:: Source excerpt ::

Charter schools paying millions in taxpayer money to middlemen while students suffer
Brooklyn Dreams pays $2.3 million to for-profit firm National Heritage Academies to lease space from the Catholic Church — at a price much higher than what the city would normally pay. Dozens of for-profit vendors such as NHA are collecting millions from charter schools, but can't always account for how it's spent. Parents say for all the funding, charter school students are still being shortchanged.
On a quiet Ditmas Park side street, taxpayers shell out $2.3 million a year to lease space from the Catholic Church for a charter school called Brooklyn Dreams.
What’s shrouded in a cloak of secrecy is whether the arrangement is a good deal for the taxpayer.
That’s because a for-profit firm called National Heritage Academies acts as a middleman, renting space from the church at rates it calls “private.” Then NHA sublets the space to Brooklyn Dreams.
The firm charges the school $46.99 per square foot — much more than the $14.25 to $25.50 per square foot the city typically pays to lease school space from the church.
In effect, the for-profit company is charging the taxpayers at a far higher rate— in some cases more than double — than what the city would normally pay to rent space for public schools.
The operation of charter schools should not be immune to a healthy dose of sunshine.

:::
:: Recorded information ::

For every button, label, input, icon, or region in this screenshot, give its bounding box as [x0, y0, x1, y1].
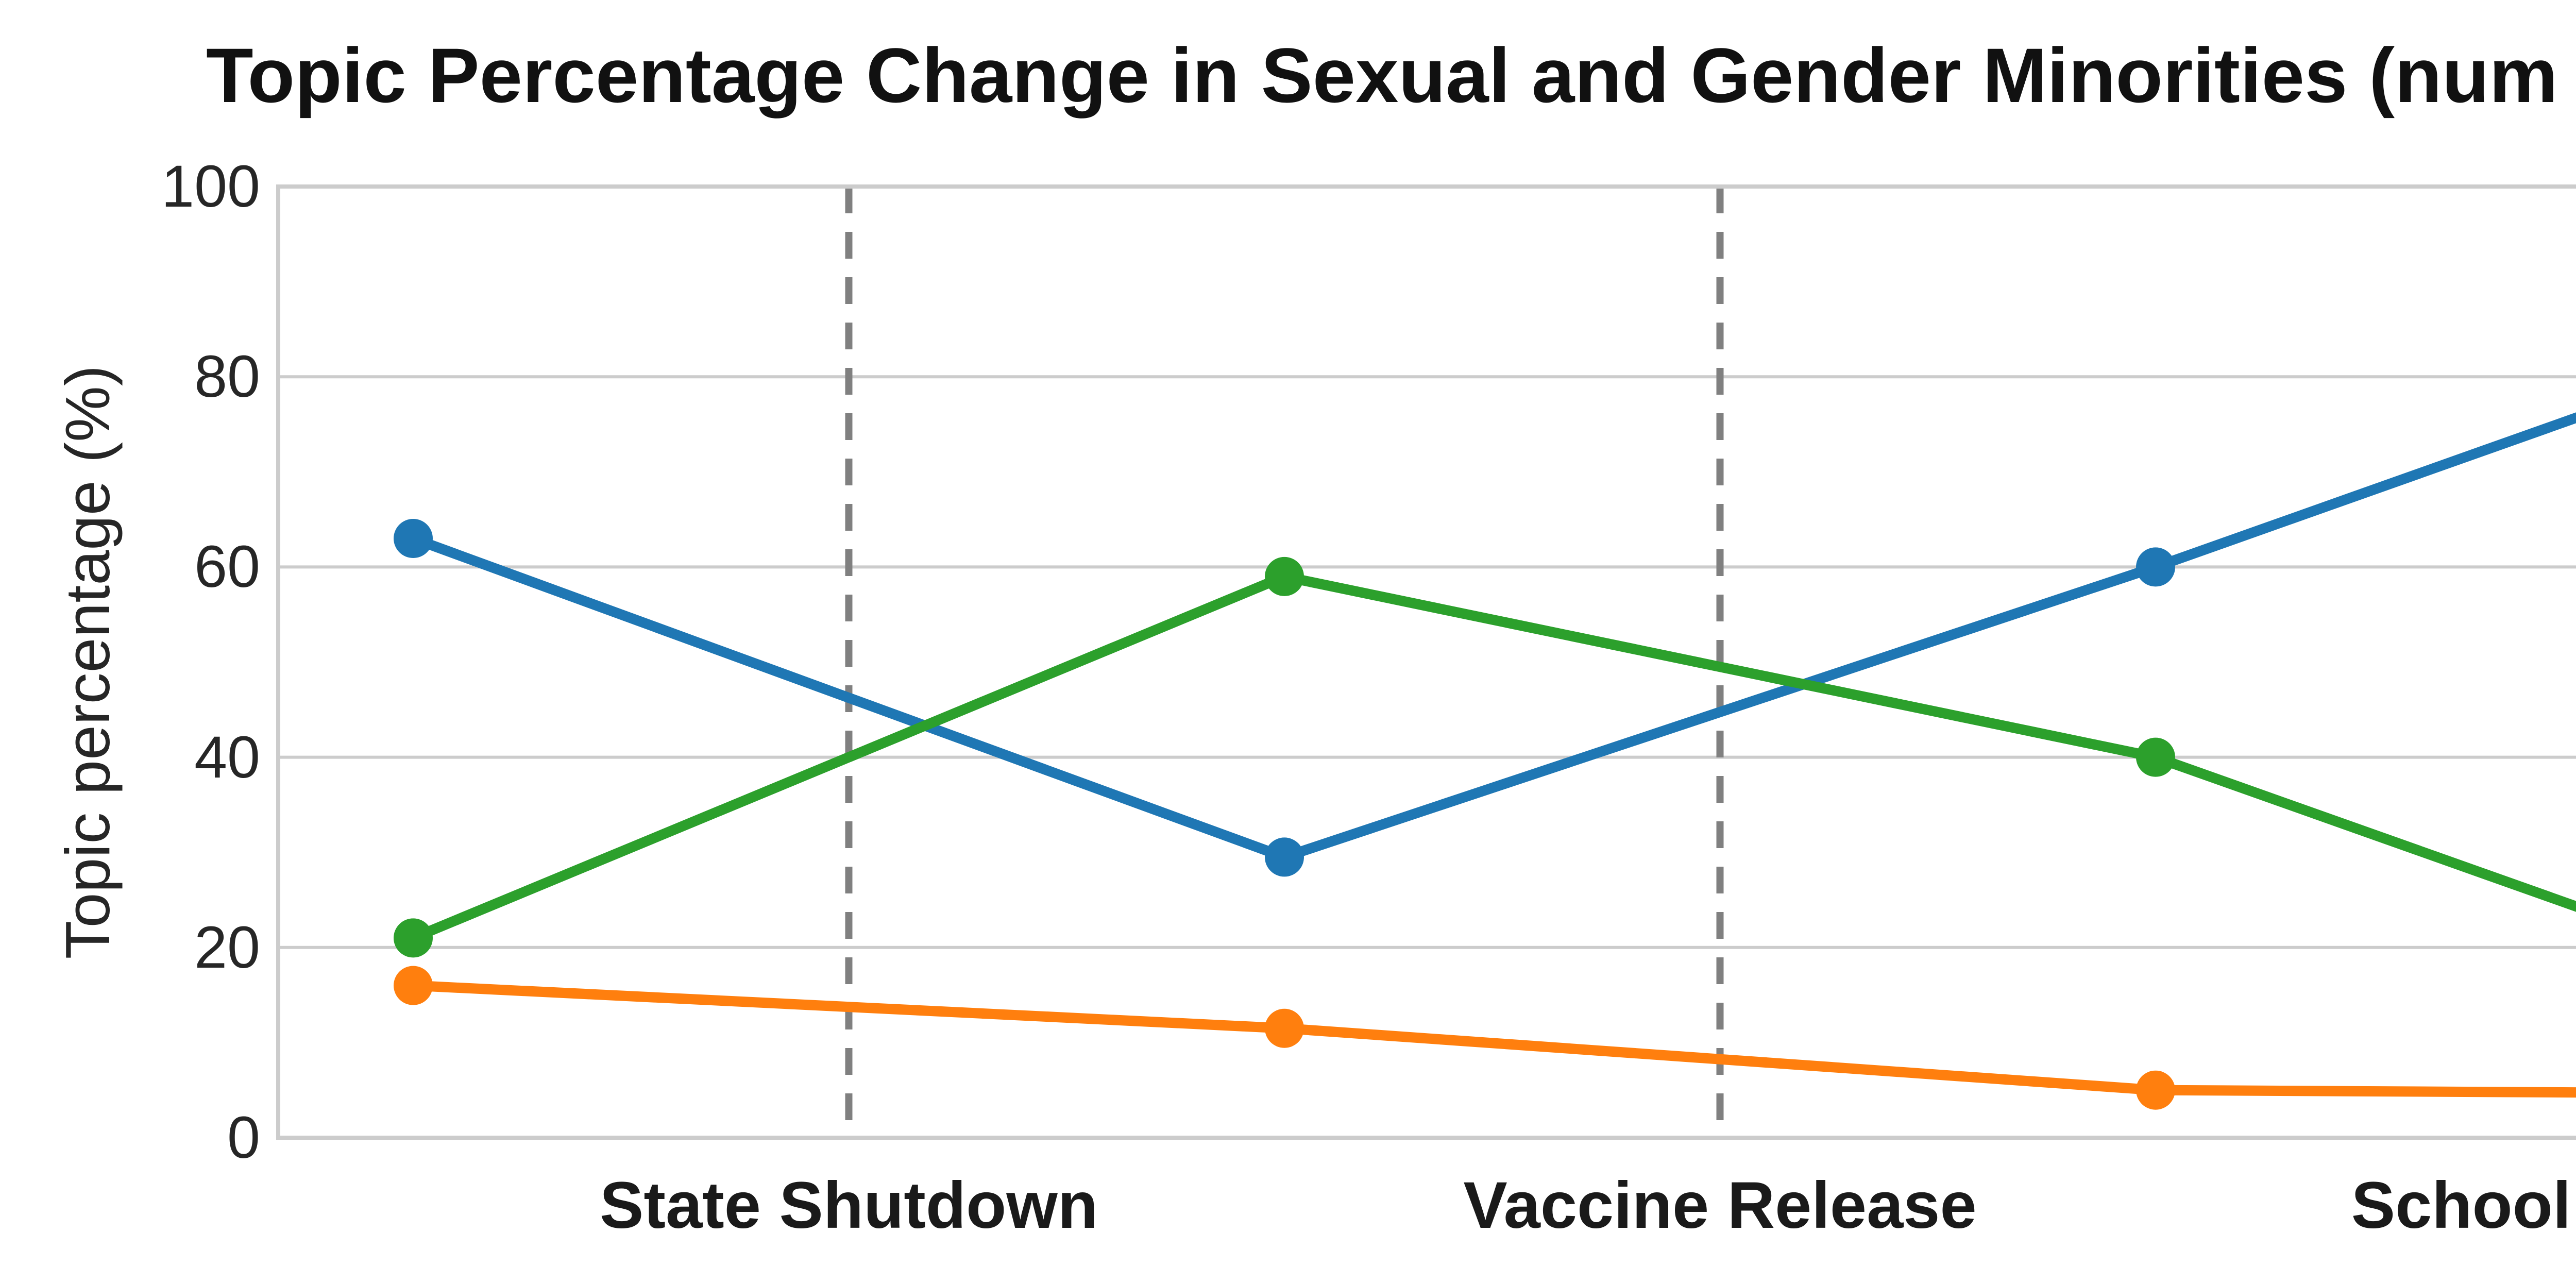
series-line-positive [413, 980, 2576, 1098]
series-line-interaction [411, 412, 2576, 863]
data-point-interaction-1 [1265, 837, 1304, 877]
x-tick-label-state-shutdown: State Shutdown [599, 1169, 1098, 1242]
y-tick-label-0: 0 [227, 1105, 260, 1171]
data-point-negative-1 [1265, 556, 1304, 596]
x-tick-label-vaccine-release: Vaccine Release [1463, 1169, 1977, 1242]
series-line-negative [411, 571, 2576, 943]
data-point-interaction-0 [394, 519, 433, 559]
y-tick-label-60: 60 [194, 534, 260, 600]
data-point-positive-2 [2136, 1070, 2175, 1110]
data-point-negative-2 [2136, 737, 2175, 777]
x-tick-label-school-reopen: School Reopen [2351, 1169, 2576, 1242]
y-tick-label-40: 40 [194, 724, 260, 790]
y-tick-label-80: 80 [194, 344, 260, 410]
data-point-interaction-2 [2136, 547, 2175, 587]
y-axis-label: Topic percentage (%) [53, 365, 123, 959]
data-point-positive-0 [394, 966, 433, 1005]
chart-title: Topic Percentage Change in Sexual and Ge… [206, 32, 2576, 119]
y-tick-label-100: 100 [161, 154, 260, 220]
data-point-positive-1 [1265, 1008, 1304, 1048]
plot-border [276, 184, 2576, 1140]
y-tick-label-20: 20 [194, 914, 260, 981]
data-point-negative-0 [394, 918, 433, 958]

:::

Brief 1: Transcribe the whole charter school lease article word for word.
Brief 2: In the records, take the lines from the one with "series-line-positive [413, 980, 2576, 1098]" up to and including the one with "data-point-negative-2 [2136, 737, 2175, 777]", and write out only those lines again. Replace "interaction" with "combined" and leave everything else unchanged.

Correct answer 1:
Charter schools paying millions in taxpayer money to middlemen while students suffer
Brooklyn Dreams pays $2.3 million to for-profit firm National Heritage Academies to lease space from the Catholic Church — at a price much higher than what the city would normally pay. Dozens of for-profit vendors such as NHA are collecting millions from charter schools, but can't always account for how it's spent. Parents say for all the funding, charter school students are still being shortchanged.
On a quiet Ditmas Park side street, taxpayers shell out $2.3 million a year to lease space from the Catholic Church for a charter school called Brooklyn Dreams.
What’s shrouded in a cloak of secrecy is whether the arrangement is a good deal for the taxpayer.
That’s because a for-profit firm called National Heritage Academies acts as a middleman, renting space from the church at rates it calls “private.” Then NHA sublets the space to Brooklyn Dreams.
The firm charges the school $46.99 per square foot — much more than the $14.25 to $25.50 per square foot the city typically pays to lease school space from the church.
In effect, the for-profit company is charging the taxpayers at a far higher rate— in some cases more than double — than what the city would normally pay to rent space for public schools.
The operation of charter schools should not be immune to a healthy dose of sunshine.

Correct answer 2:
series-line-positive [413, 980, 2576, 1098]
series-line-combined [411, 412, 2576, 863]
data-point-combined-1 [1265, 837, 1304, 877]
x-tick-label-state-shutdown: State Shutdown [599, 1169, 1098, 1242]
y-tick-label-0: 0 [227, 1105, 260, 1171]
data-point-negative-1 [1265, 556, 1304, 596]
x-tick-label-vaccine-release: Vaccine Release [1463, 1169, 1977, 1242]
series-line-negative [411, 571, 2576, 943]
data-point-combined-0 [394, 519, 433, 559]
y-tick-label-60: 60 [194, 534, 260, 600]
data-point-positive-2 [2136, 1070, 2175, 1110]
data-point-negative-2 [2136, 737, 2175, 777]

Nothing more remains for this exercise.